Goal | Identify, in the records below, every line where the string "Access" appears, and copy each such line.

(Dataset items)
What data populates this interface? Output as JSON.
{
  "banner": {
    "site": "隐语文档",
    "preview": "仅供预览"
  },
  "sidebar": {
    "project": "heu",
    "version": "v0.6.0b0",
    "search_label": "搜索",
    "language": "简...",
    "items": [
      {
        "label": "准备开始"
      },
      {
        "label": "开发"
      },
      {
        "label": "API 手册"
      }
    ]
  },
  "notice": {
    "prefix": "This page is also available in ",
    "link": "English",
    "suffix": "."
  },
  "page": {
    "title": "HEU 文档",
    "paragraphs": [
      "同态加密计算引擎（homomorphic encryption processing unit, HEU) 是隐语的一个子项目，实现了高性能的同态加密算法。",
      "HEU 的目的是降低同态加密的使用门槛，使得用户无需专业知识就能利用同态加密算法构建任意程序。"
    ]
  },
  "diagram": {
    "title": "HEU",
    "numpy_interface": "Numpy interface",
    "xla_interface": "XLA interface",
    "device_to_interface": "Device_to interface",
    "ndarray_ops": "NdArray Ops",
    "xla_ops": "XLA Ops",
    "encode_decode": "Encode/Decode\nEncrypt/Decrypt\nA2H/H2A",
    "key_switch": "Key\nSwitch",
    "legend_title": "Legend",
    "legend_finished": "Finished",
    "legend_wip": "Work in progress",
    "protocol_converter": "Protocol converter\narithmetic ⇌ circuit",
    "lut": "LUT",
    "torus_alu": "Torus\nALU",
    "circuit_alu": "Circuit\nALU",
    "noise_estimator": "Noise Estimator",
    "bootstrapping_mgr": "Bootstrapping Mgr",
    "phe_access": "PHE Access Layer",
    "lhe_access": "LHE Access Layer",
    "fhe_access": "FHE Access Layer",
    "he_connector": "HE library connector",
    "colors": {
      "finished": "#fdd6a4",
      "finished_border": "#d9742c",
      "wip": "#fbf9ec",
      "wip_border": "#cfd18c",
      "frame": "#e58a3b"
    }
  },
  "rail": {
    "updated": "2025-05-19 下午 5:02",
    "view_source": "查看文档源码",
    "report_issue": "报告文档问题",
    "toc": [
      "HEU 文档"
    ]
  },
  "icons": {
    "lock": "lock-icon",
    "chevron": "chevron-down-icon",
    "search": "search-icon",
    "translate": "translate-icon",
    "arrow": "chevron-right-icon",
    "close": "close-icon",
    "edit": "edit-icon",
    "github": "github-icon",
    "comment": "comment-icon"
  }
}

Solution |
    "phe_access": "PHE Access Layer",
    "lhe_access": "LHE Access Layer",
    "fhe_access": "FHE Access Layer",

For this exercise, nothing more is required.